Dataset excerpts:
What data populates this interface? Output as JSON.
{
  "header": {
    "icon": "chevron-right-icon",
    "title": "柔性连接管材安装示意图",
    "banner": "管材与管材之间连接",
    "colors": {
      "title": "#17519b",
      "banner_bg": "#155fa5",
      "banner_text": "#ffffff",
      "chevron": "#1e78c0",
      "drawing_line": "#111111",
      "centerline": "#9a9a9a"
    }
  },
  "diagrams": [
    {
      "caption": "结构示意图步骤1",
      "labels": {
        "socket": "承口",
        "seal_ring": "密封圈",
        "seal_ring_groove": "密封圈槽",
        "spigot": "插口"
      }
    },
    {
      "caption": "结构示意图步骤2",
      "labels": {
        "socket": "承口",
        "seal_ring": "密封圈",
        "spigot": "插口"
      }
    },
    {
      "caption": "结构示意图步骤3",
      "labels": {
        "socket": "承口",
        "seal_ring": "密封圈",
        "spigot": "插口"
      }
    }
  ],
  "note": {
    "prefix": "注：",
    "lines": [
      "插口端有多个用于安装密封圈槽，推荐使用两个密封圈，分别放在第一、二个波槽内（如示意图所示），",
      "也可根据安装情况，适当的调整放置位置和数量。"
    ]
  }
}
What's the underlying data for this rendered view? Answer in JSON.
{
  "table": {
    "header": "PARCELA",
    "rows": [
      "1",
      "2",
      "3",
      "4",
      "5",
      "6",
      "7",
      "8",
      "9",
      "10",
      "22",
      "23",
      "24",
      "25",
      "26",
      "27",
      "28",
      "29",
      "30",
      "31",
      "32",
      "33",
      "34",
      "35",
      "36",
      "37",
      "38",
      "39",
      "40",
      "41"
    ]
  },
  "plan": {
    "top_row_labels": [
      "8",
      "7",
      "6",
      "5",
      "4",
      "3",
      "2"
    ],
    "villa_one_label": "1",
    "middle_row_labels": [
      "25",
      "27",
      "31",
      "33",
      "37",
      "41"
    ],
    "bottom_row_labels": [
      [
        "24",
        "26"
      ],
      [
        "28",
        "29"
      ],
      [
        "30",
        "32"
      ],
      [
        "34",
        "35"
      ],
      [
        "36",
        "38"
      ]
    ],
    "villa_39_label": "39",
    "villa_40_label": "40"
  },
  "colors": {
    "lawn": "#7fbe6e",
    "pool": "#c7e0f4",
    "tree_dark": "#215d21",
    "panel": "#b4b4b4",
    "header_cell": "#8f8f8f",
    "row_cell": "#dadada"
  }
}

The exercise: Each line in the material above must be retyped without alteration.

Answer for the task:
What data populates this interface? Output as JSON.
{
  "header": {
    "icon": "chevron-right-icon",
    "title": "柔性连接管材安装示意图",
    "banner": "管材与管材之间连接",
    "colors": {
      "title": "#17519b",
      "banner_bg": "#155fa5",
      "banner_text": "#ffffff",
      "chevron": "#1e78c0",
      "drawing_line": "#111111",
      "centerline": "#9a9a9a"
    }
  },
  "diagrams": [
    {
      "caption": "结构示意图步骤1",
      "labels": {
        "socket": "承口",
        "seal_ring": "密封圈",
        "seal_ring_groove": "密封圈槽",
        "spigot": "插口"
      }
    },
    {
      "caption": "结构示意图步骤2",
      "labels": {
        "socket": "承口",
        "seal_ring": "密封圈",
        "spigot": "插口"
      }
    },
    {
      "caption": "结构示意图步骤3",
      "labels": {
        "socket": "承口",
        "seal_ring": "密封圈",
        "spigot": "插口"
      }
    }
  ],
  "note": {
    "prefix": "注：",
    "lines": [
      "插口端有多个用于安装密封圈槽，推荐使用两个密封圈，分别放在第一、二个波槽内（如示意图所示），",
      "也可根据安装情况，适当的调整放置位置和数量。"
    ]
  }
}
What's the underlying data for this rendered view? Answer in JSON.
{
  "table": {
    "header": "PARCELA",
    "rows": [
      "1",
      "2",
      "3",
      "4",
      "5",
      "6",
      "7",
      "8",
      "9",
      "10",
      "22",
      "23",
      "24",
      "25",
      "26",
      "27",
      "28",
      "29",
      "30",
      "31",
      "32",
      "33",
      "34",
      "35",
      "36",
      "37",
      "38",
      "39",
      "40",
      "41"
    ]
  },
  "plan": {
    "top_row_labels": [
      "8",
      "7",
      "6",
      "5",
      "4",
      "3",
      "2"
    ],
    "villa_one_label": "1",
    "middle_row_labels": [
      "25",
      "27",
      "31",
      "33",
      "37",
      "41"
    ],
    "bottom_row_labels": [
      [
        "24",
        "26"
      ],
      [
        "28",
        "29"
      ],
      [
        "30",
        "32"
      ],
      [
        "34",
        "35"
      ],
      [
        "36",
        "38"
      ]
    ],
    "villa_39_label": "39",
    "villa_40_label": "40"
  },
  "colors": {
    "lawn": "#7fbe6e",
    "pool": "#c7e0f4",
    "tree_dark": "#215d21",
    "panel": "#b4b4b4",
    "header_cell": "#8f8f8f",
    "row_cell": "#dadada"
  }
}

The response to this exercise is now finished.